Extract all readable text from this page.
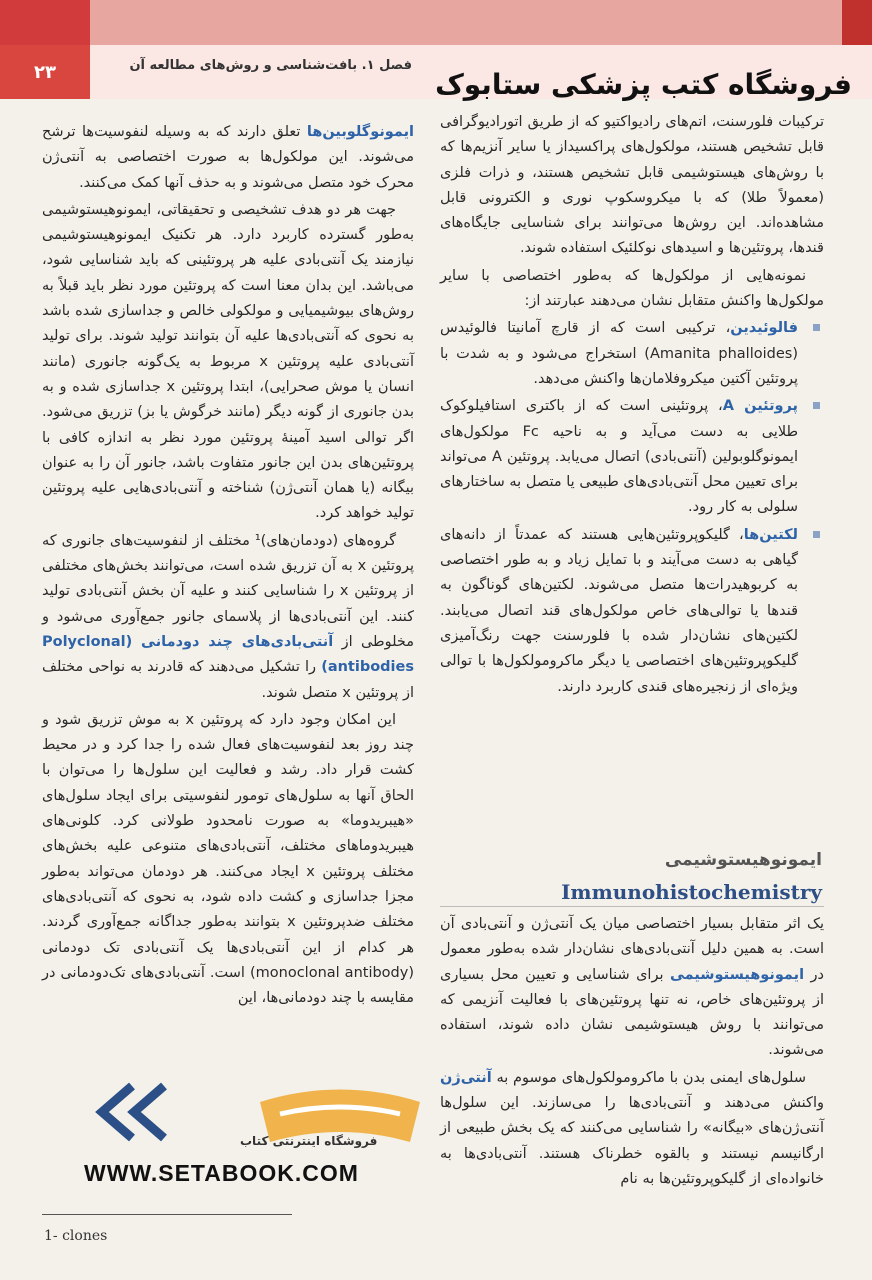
۲۳	فصل ۱. بافت‌شناسی و روش‌های مطالعه آن
فروشگاه کتب پزشکی ستابوک

ایمونوگلوبین‌ها تعلق دارند که به وسیله لنفوسیت‌ها ترشح می‌شوند. این مولکول‌ها به صورت اختصاصی به آنتی‌ژن محرک خود متصل می‌شوند و به حذف آنها کمک می‌کنند.

جهت هر دو هدف تشخیصی و تحقیقاتی، ایمونوهیستوشیمی به‌طور گسترده کاربرد دارد. هر تکنیک ایمونوهیستوشیمی نیازمند یک آنتی‌بادی علیه هر پروتئینی که باید شناسایی شود، می‌باشد. این بدان معنا است که پروتئین مورد نظر باید قبلاً به روش‌های بیوشیمیایی و مولکولی خالص و جداسازی شده باشد به نحوی که آنتی‌بادی‌ها علیه آن بتوانند تولید شوند. برای تولید آنتی‌بادی علیه پروتئین x مربوط به یک‌گونه جانوری (مانند انسان یا موش صحرایی)، ابتدا پروتئین x جداسازی شده و به بدن جانوری از گونه دیگر (مانند خرگوش یا بز) تزریق می‌شود. اگر توالی اسید آمینهٔ پروتئین مورد نظر به اندازه کافی با پروتئین‌های بدن این جانور متفاوت باشد، جانور آن را به عنوان بیگانه (یا همان آنتی‌ژن) شناخته و آنتی‌بادی‌هایی علیه پروتئین تولید خواهد کرد.

گروه‌های (دودمان‌های)¹ مختلف از لنفوسیت‌های جانوری که پروتئین x به آن تزریق شده است، می‌توانند بخش‌های مختلفی از پروتئین x را شناسایی کنند و علیه آن بخش آنتی‌بادی تولید کنند. این آنتی‌بادی‌ها از پلاسمای جانور جمع‌آوری می‌شود و مخلوطی از آنتی‌بادی‌های چند دودمانی (Polyclonal antibodies) را تشکیل می‌دهند که قادرند به نواحی مختلف از پروتئین x متصل شوند.

این امکان وجود دارد که پروتئین x به موش تزریق شود و چند روز بعد لنفوسیت‌های فعال شده را جدا کرد و در محیط کشت قرار داد. رشد و فعالیت این سلول‌ها را می‌توان با الحاق آنها به سلول‌های تومور لنفوسیتی برای ایجاد سلول‌های «هیبریدوما» به صورت نامحدود طولانی کرد. کلونی‌های هیبریدوماهای مختلف، آنتی‌بادی‌های متنوعی علیه بخش‌های مختلف پروتئین x ایجاد می‌کنند. هر دودمان می‌تواند به‌طور مجزا جداسازی و کشت داده شود، به نحوی که آنتی‌بادی‌های مختلف ضدپروتئین x بتوانند به‌طور جداگانه جمع‌آوری گردند. هر کدام از این آنتی‌بادی‌ها یک آنتی‌بادی تک دودمانی (monoclonal antibody) است. آنتی‌بادی‌های تک‌دودمانی در مقایسه با چند دودمانی‌ها، این

ترکیبات فلورسنت، اتم‌های رادیواکتیو که از طریق اتورادیوگرافی قابل تشخیص هستند، مولکول‌های پراکسیداز یا سایر آنزیم‌ها که با روش‌های هیستوشیمی قابل تشخیص هستند، و ذرات فلزی (معمولاً طلا) که با میکروسکوپ نوری و الکترونی قابل مشاهده‌اند. این روش‌ها می‌توانند برای شناسایی جایگاه‌های قندها، پروتئین‌ها و اسیدهای نوکلئیک استفاده شوند.

نمونه‌هایی از مولکول‌ها که به‌طور اختصاصی با سایر مولکول‌ها واکنش متقابل نشان می‌دهند عبارتند از:

فالوئیدین، ترکیبی است که از قارچ آمانیتا فالوئیدس (Amanita phalloides) استخراج می‌شود و به شدت با پروتئین آکتین میکروفلامان‌ها واکنش می‌دهد.
پروتئین A، پروتئینی است که از باکتری استافیلوکوک طلایی به دست می‌آید و به ناحیه Fc مولکول‌های ایمونوگلوبولین (آنتی‌بادی) اتصال می‌یابد. پروتئین A می‌تواند برای تعیین محل آنتی‌بادی‌های طبیعی یا متصل به ساختارهای سلولی به کار رود.
لکتین‌ها، گلیکوپروتئین‌هایی هستند که عمدتاً از دانه‌های گیاهی به دست می‌آیند و با تمایل زیاد و به طور اختصاصی به کربوهیدرات‌ها متصل می‌شوند. لکتین‌های گوناگون به قندها یا توالی‌های خاص مولکول‌های قند اتصال می‌یابند. لکتین‌های نشان‌دار شده با فلورسنت جهت رنگ‌آمیزی گلیکوپروتئین‌های اختصاصی یا دیگر ماکرومولکول‌ها با توالی ویژه‌ای از زنجیره‌های قندی کاربرد دارند.
ایمونوهیستوشیمی
Immunohistochemistry

یک اثر متقابل بسیار اختصاصی میان یک آنتی‌ژن و آنتی‌بادی آن است. به همین دلیل آنتی‌بادی‌های نشان‌دار شده به‌طور معمول در ایمونوهیستوشیمی برای شناسایی و تعیین محل بسیاری از پروتئین‌های خاص، نه تنها پروتئین‌های با فعالیت آنزیمی که می‌توانند با روش هیستوشیمی نشان داده شوند، استفاده می‌شوند.

سلول‌های ایمنی بدن با ماکرومولکول‌های موسوم به آنتی‌ژن واکنش می‌دهند و آنتی‌بادی‌ها را می‌سازند. این سلول‌ها آنتی‌ژن‌های «بیگانه» را شناسایی می‌کنند که یک بخش طبیعی از ارگانیسم نیستند و بالقوه خطرناک هستند. آنتی‌بادی‌ها به خانواده‌ای از گلیکوپروتئین‌ها به نام

فروشگاه اینترنتی کتاب
WWW.SETABOOK.COM
1- clones
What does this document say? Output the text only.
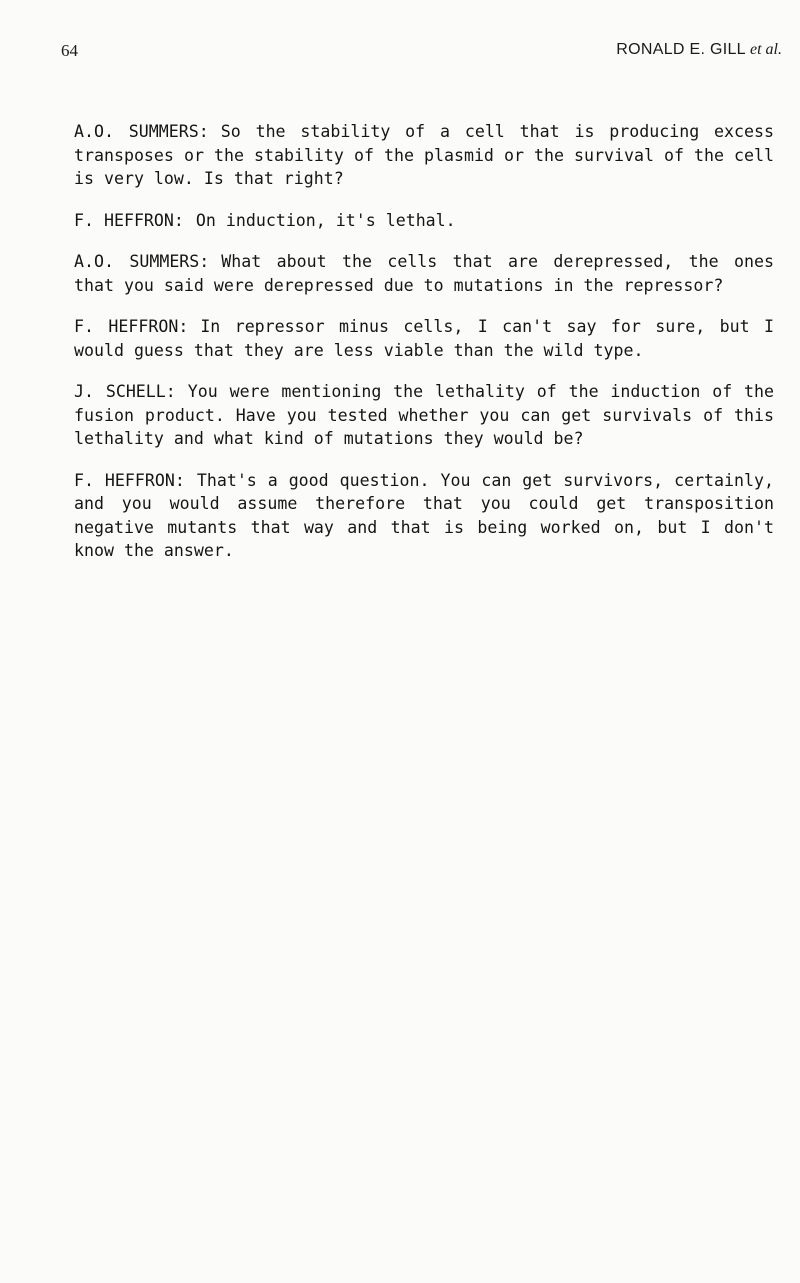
64	RONALD E. GILL et al.

A.O. SUMMERS: So the stability of a cell that is producing excess transposes or the stability of the plasmid or the survival of the cell is very low. Is that right?

F. HEFFRON: On induction, it's lethal.

A.O. SUMMERS: What about the cells that are derepressed, the ones that you said were derepressed due to mutations in the repressor?

F. HEFFRON: In repressor minus cells, I can't say for sure, but I would guess that they are less viable than the wild type.

J. SCHELL: You were mentioning the lethality of the induction of the fusion product. Have you tested whether you can get survivals of this lethality and what kind of mutations they would be?

F. HEFFRON: That's a good question. You can get survivors, certainly, and you would assume therefore that you could get transposition negative mutants that way and that is being worked on, but I don't know the answer.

==============================

Task to complete
Would you retype the material exactly, omitting each picture?

Result of this task
Extract all readable text from this page.
۲۳	فصل ۱. بافت‌شناسی و روش‌های مطالعه آن
فروشگاه کتب پزشکی ستابوک

ایمونوگلوبین‌ها تعلق دارند که به وسیله لنفوسیت‌ها ترشح می‌شوند. این مولکول‌ها به صورت اختصاصی به آنتی‌ژن محرک خود متصل می‌شوند و به حذف آنها کمک می‌کنند.

جهت هر دو هدف تشخیصی و تحقیقاتی، ایمونوهیستوشیمی به‌طور گسترده کاربرد دارد. هر تکنیک ایمونوهیستوشیمی نیازمند یک آنتی‌بادی علیه هر پروتئینی که باید شناسایی شود، می‌باشد. این بدان معنا است که پروتئین مورد نظر باید قبلاً به روش‌های بیوشیمیایی و مولکولی خالص و جداسازی شده باشد به نحوی که آنتی‌بادی‌ها علیه آن بتوانند تولید شوند. برای تولید آنتی‌بادی علیه پروتئین x مربوط به یک‌گونه جانوری (مانند انسان یا موش صحرایی)، ابتدا پروتئین x جداسازی شده و به بدن جانوری از گونه دیگر (مانند خرگوش یا بز) تزریق می‌شود. اگر توالی اسید آمینهٔ پروتئین مورد نظر به اندازه کافی با پروتئین‌های بدن این جانور متفاوت باشد، جانور آن را به عنوان بیگانه (یا همان آنتی‌ژن) شناخته و آنتی‌بادی‌هایی علیه پروتئین تولید خواهد کرد.

گروه‌های (دودمان‌های)¹ مختلف از لنفوسیت‌های جانوری که پروتئین x به آن تزریق شده است، می‌توانند بخش‌های مختلفی از پروتئین x را شناسایی کنند و علیه آن بخش آنتی‌بادی تولید کنند. این آنتی‌بادی‌ها از پلاسمای جانور جمع‌آوری می‌شود و مخلوطی از آنتی‌بادی‌های چند دودمانی (Polyclonal antibodies) را تشکیل می‌دهند که قادرند به نواحی مختلف از پروتئین x متصل شوند.

این امکان وجود دارد که پروتئین x به موش تزریق شود و چند روز بعد لنفوسیت‌های فعال شده را جدا کرد و در محیط کشت قرار داد. رشد و فعالیت این سلول‌ها را می‌توان با الحاق آنها به سلول‌های تومور لنفوسیتی برای ایجاد سلول‌های «هیبریدوما» به صورت نامحدود طولانی کرد. کلونی‌های هیبریدوماهای مختلف، آنتی‌بادی‌های متنوعی علیه بخش‌های مختلف پروتئین x ایجاد می‌کنند. هر دودمان می‌تواند به‌طور مجزا جداسازی و کشت داده شود، به نحوی که آنتی‌بادی‌های مختلف ضدپروتئین x بتوانند به‌طور جداگانه جمع‌آوری گردند. هر کدام از این آنتی‌بادی‌ها یک آنتی‌بادی تک دودمانی (monoclonal antibody) است. آنتی‌بادی‌های تک‌دودمانی در مقایسه با چند دودمانی‌ها، این

ترکیبات فلورسنت، اتم‌های رادیواکتیو که از طریق اتورادیوگرافی قابل تشخیص هستند، مولکول‌های پراکسیداز یا سایر آنزیم‌ها که با روش‌های هیستوشیمی قابل تشخیص هستند، و ذرات فلزی (معمولاً طلا) که با میکروسکوپ نوری و الکترونی قابل مشاهده‌اند. این روش‌ها می‌توانند برای شناسایی جایگاه‌های قندها، پروتئین‌ها و اسیدهای نوکلئیک استفاده شوند.

نمونه‌هایی از مولکول‌ها که به‌طور اختصاصی با سایر مولکول‌ها واکنش متقابل نشان می‌دهند عبارتند از:

فالوئیدین، ترکیبی است که از قارچ آمانیتا فالوئیدس (Amanita phalloides) استخراج می‌شود و به شدت با پروتئین آکتین میکروفلامان‌ها واکنش می‌دهد.
پروتئین A، پروتئینی است که از باکتری استافیلوکوک طلایی به دست می‌آید و به ناحیه Fc مولکول‌های ایمونوگلوبولین (آنتی‌بادی) اتصال می‌یابد. پروتئین A می‌تواند برای تعیین محل آنتی‌بادی‌های طبیعی یا متصل به ساختارهای سلولی به کار رود.
لکتین‌ها، گلیکوپروتئین‌هایی هستند که عمدتاً از دانه‌های گیاهی به دست می‌آیند و با تمایل زیاد و به طور اختصاصی به کربوهیدرات‌ها متصل می‌شوند. لکتین‌های گوناگون به قندها یا توالی‌های خاص مولکول‌های قند اتصال می‌یابند. لکتین‌های نشان‌دار شده با فلورسنت جهت رنگ‌آمیزی گلیکوپروتئین‌های اختصاصی یا دیگر ماکرومولکول‌ها با توالی ویژه‌ای از زنجیره‌های قندی کاربرد دارند.
ایمونوهیستوشیمی
Immunohistochemistry

یک اثر متقابل بسیار اختصاصی میان یک آنتی‌ژن و آنتی‌بادی آن است. به همین دلیل آنتی‌بادی‌های نشان‌دار شده به‌طور معمول در ایمونوهیستوشیمی برای شناسایی و تعیین محل بسیاری از پروتئین‌های خاص، نه تنها پروتئین‌های با فعالیت آنزیمی که می‌توانند با روش هیستوشیمی نشان داده شوند، استفاده می‌شوند.

سلول‌های ایمنی بدن با ماکرومولکول‌های موسوم به آنتی‌ژن واکنش می‌دهند و آنتی‌بادی‌ها را می‌سازند. این سلول‌ها آنتی‌ژن‌های «بیگانه» را شناسایی می‌کنند که یک بخش طبیعی از ارگانیسم نیستند و بالقوه خطرناک هستند. آنتی‌بادی‌ها به خانواده‌ای از گلیکوپروتئین‌ها به نام

فروشگاه اینترنتی کتاب
WWW.SETABOOK.COM
1- clones
What does this document say? Output the text only.
64	RONALD E. GILL et al.

A.O. SUMMERS: So the stability of a cell that is producing excess transposes or the stability of the plasmid or the survival of the cell is very low. Is that right?

F. HEFFRON: On induction, it's lethal.

A.O. SUMMERS: What about the cells that are derepressed, the ones that you said were derepressed due to mutations in the repressor?

F. HEFFRON: In repressor minus cells, I can't say for sure, but I would guess that they are less viable than the wild type.

J. SCHELL: You were mentioning the lethality of the induction of the fusion product. Have you tested whether you can get survivals of this lethality and what kind of mutations they would be?

F. HEFFRON: That's a good question. You can get survivors, certainly, and you would assume therefore that you could get transposition negative mutants that way and that is being worked on, but I don't know the answer.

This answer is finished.